Quote the entries that follow exactly, leaving none out.

Collection entries
▽
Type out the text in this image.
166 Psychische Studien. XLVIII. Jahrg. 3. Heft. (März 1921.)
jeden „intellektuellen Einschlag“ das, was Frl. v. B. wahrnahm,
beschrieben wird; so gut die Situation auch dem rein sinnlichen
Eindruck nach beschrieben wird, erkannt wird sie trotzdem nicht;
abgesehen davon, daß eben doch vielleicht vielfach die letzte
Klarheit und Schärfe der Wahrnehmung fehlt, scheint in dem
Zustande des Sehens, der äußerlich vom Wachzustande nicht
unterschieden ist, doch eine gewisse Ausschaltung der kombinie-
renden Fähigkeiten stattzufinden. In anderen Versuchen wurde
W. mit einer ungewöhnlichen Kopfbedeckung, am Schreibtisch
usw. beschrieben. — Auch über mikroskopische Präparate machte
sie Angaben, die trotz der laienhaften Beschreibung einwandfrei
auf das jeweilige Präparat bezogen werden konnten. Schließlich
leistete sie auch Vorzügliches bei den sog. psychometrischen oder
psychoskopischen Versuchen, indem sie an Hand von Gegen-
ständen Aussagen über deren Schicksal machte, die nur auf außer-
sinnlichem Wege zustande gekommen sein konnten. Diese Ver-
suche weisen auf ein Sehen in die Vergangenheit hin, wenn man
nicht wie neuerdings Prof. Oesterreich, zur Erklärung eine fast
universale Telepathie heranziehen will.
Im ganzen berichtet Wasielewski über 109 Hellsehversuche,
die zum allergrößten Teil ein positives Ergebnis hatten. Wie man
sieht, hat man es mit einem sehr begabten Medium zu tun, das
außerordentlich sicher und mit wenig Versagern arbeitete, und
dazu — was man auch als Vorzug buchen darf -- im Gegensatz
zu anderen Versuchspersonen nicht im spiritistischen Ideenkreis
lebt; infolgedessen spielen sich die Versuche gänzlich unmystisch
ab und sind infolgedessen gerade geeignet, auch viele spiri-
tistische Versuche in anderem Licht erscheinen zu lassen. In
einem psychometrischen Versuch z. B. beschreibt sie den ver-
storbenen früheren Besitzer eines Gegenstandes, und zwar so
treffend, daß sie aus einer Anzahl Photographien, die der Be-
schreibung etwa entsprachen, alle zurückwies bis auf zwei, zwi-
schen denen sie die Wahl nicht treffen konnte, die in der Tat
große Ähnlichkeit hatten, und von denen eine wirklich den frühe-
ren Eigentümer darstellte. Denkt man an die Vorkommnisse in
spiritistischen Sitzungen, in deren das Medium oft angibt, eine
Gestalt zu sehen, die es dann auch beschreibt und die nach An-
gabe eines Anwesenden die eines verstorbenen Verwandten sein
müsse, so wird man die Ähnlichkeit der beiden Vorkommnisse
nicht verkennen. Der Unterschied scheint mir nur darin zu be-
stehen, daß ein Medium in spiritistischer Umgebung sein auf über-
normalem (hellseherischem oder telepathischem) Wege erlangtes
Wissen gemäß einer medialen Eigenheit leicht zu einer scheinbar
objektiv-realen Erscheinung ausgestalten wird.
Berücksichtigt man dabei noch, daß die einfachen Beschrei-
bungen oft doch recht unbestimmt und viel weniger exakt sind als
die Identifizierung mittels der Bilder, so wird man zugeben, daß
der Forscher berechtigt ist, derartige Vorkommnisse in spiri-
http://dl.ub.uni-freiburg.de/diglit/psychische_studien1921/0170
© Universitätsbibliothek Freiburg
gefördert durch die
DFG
△
Result of the task:
Type out the text in this image.
166 Psychische Studien. XLVIII. Jahrg. 3. Heft. (März 1921.)
jeden „intellektuellen Einschlag“ das, was Frl. v. B. wahrnahm,
beschrieben wird; so gut die Situation auch dem rein sinnlichen
Eindruck nach beschrieben wird, erkannt wird sie trotzdem nicht;
abgesehen davon, daß eben doch vielleicht vielfach die letzte
Klarheit und Schärfe der Wahrnehmung fehlt, scheint in dem
Zustande des Sehens, der äußerlich vom Wachzustande nicht
unterschieden ist, doch eine gewisse Ausschaltung der kombinie-
renden Fähigkeiten stattzufinden. In anderen Versuchen wurde
W. mit einer ungewöhnlichen Kopfbedeckung, am Schreibtisch
usw. beschrieben. — Auch über mikroskopische Präparate machte
sie Angaben, die trotz der laienhaften Beschreibung einwandfrei
auf das jeweilige Präparat bezogen werden konnten. Schließlich
leistete sie auch Vorzügliches bei den sog. psychometrischen oder
psychoskopischen Versuchen, indem sie an Hand von Gegen-
ständen Aussagen über deren Schicksal machte, die nur auf außer-
sinnlichem Wege zustande gekommen sein konnten. Diese Ver-
suche weisen auf ein Sehen in die Vergangenheit hin, wenn man
nicht wie neuerdings Prof. Oesterreich, zur Erklärung eine fast
universale Telepathie heranziehen will.
Im ganzen berichtet Wasielewski über 109 Hellsehversuche,
die zum allergrößten Teil ein positives Ergebnis hatten. Wie man
sieht, hat man es mit einem sehr begabten Medium zu tun, das
außerordentlich sicher und mit wenig Versagern arbeitete, und
dazu — was man auch als Vorzug buchen darf -- im Gegensatz
zu anderen Versuchspersonen nicht im spiritistischen Ideenkreis
lebt; infolgedessen spielen sich die Versuche gänzlich unmystisch
ab und sind infolgedessen gerade geeignet, auch viele spiri-
tistische Versuche in anderem Licht erscheinen zu lassen. In
einem psychometrischen Versuch z. B. beschreibt sie den ver-
storbenen früheren Besitzer eines Gegenstandes, und zwar so
treffend, daß sie aus einer Anzahl Photographien, die der Be-
schreibung etwa entsprachen, alle zurückwies bis auf zwei, zwi-
schen denen sie die Wahl nicht treffen konnte, die in der Tat
große Ähnlichkeit hatten, und von denen eine wirklich den frühe-
ren Eigentümer darstellte. Denkt man an die Vorkommnisse in
spiritistischen Sitzungen, in deren das Medium oft angibt, eine
Gestalt zu sehen, die es dann auch beschreibt und die nach An-
gabe eines Anwesenden die eines verstorbenen Verwandten sein
müsse, so wird man die Ähnlichkeit der beiden Vorkommnisse
nicht verkennen. Der Unterschied scheint mir nur darin zu be-
stehen, daß ein Medium in spiritistischer Umgebung sein auf über-
normalem (hellseherischem oder telepathischem) Wege erlangtes
Wissen gemäß einer medialen Eigenheit leicht zu einer scheinbar
objektiv-realen Erscheinung ausgestalten wird.
Berücksichtigt man dabei noch, daß die einfachen Beschrei-
bungen oft doch recht unbestimmt und viel weniger exakt sind als
die Identifizierung mittels der Bilder, so wird man zugeben, daß
der Forscher berechtigt ist, derartige Vorkommnisse in spiri-
http://dl.ub.uni-freiburg.de/diglit/psychische_studien1921/0170
© Universitätsbibliothek Freiburg
gefördert durch die
DFG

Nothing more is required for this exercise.